• **To do**
Pictures appear in the records below; write out everything else exactly.

• **Dataset content**

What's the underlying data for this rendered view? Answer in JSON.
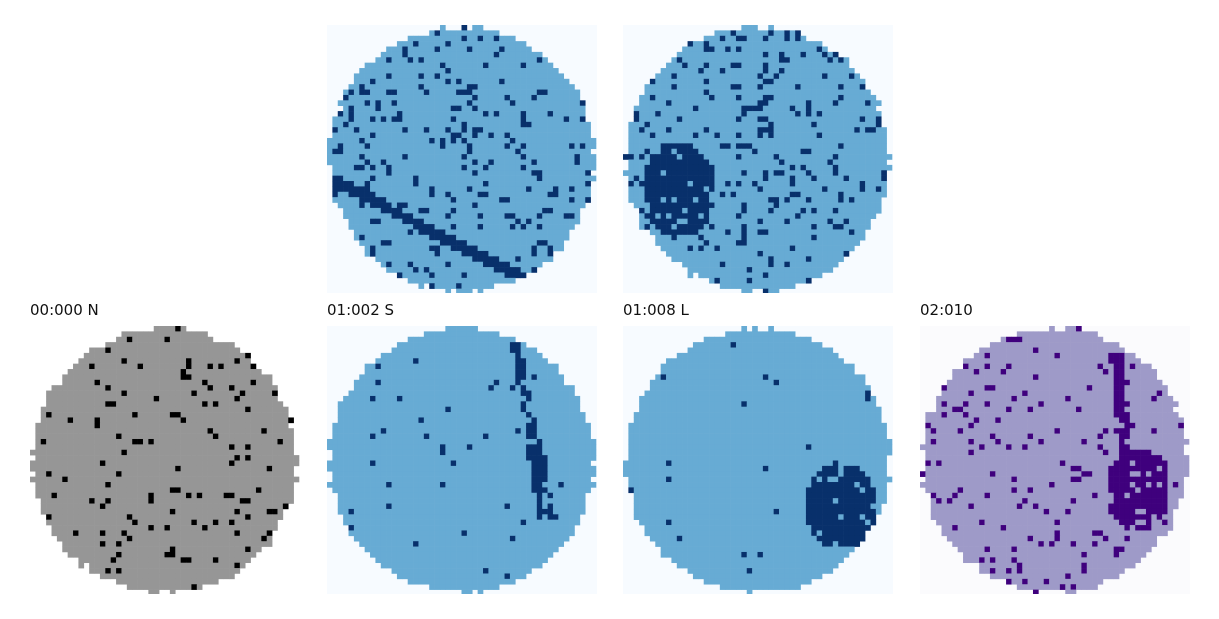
{
  "panels": [
    {
      "id": "p-top-1",
      "label": "",
      "bg": "#f7fbff",
      "fill": "#67abd4",
      "dark": "#08306b",
      "dots": 0.13,
      "pattern": "diagonal",
      "seed": 11
    },
    {
      "id": "p-top-2",
      "label": "",
      "bg": "#f7fbff",
      "fill": "#67abd4",
      "dark": "#08306b",
      "dots": 0.12,
      "pattern": "blob-left",
      "seed": 23
    },
    {
      "id": "p-bot-1",
      "label": "00:000 N",
      "bg": "#ffffff",
      "fill": "#969696",
      "dark": "#000000",
      "dots": 0.06,
      "pattern": "none",
      "seed": 37
    },
    {
      "id": "p-bot-2",
      "label": "01:002 S",
      "bg": "#f7fbff",
      "fill": "#67abd4",
      "dark": "#08306b",
      "dots": 0.015,
      "pattern": "crack",
      "seed": 41
    },
    {
      "id": "p-bot-3",
      "label": "01:008 L",
      "bg": "#f7fbff",
      "fill": "#67abd4",
      "dark": "#08306b",
      "dots": 0.015,
      "pattern": "blob-right",
      "seed": 53
    },
    {
      "id": "p-bot-4",
      "label": "02:010",
      "bg": "#fbfbfd",
      "fill": "#9e9ac8",
      "dark": "#3f007d",
      "dots": 0.07,
      "pattern": "crack-blob",
      "seed": 67
    }
  ]
}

• **Correct response**
What's the underlying data for this rendered view? Answer in JSON.
{
  "panels": [
    {
      "id": "p-top-1",
      "label": "",
      "bg": "#f7fbff",
      "fill": "#67abd4",
      "dark": "#08306b",
      "dots": 0.13,
      "pattern": "diagonal",
      "seed": 11
    },
    {
      "id": "p-top-2",
      "label": "",
      "bg": "#f7fbff",
      "fill": "#67abd4",
      "dark": "#08306b",
      "dots": 0.12,
      "pattern": "blob-left",
      "seed": 23
    },
    {
      "id": "p-bot-1",
      "label": "00:000 N",
      "bg": "#ffffff",
      "fill": "#969696",
      "dark": "#000000",
      "dots": 0.06,
      "pattern": "none",
      "seed": 37
    },
    {
      "id": "p-bot-2",
      "label": "01:002 S",
      "bg": "#f7fbff",
      "fill": "#67abd4",
      "dark": "#08306b",
      "dots": 0.015,
      "pattern": "crack",
      "seed": 41
    },
    {
      "id": "p-bot-3",
      "label": "01:008 L",
      "bg": "#f7fbff",
      "fill": "#67abd4",
      "dark": "#08306b",
      "dots": 0.015,
      "pattern": "blob-right",
      "seed": 53
    },
    {
      "id": "p-bot-4",
      "label": "02:010",
      "bg": "#fbfbfd",
      "fill": "#9e9ac8",
      "dark": "#3f007d",
      "dots": 0.07,
      "pattern": "crack-blob",
      "seed": 67
    }
  ]
}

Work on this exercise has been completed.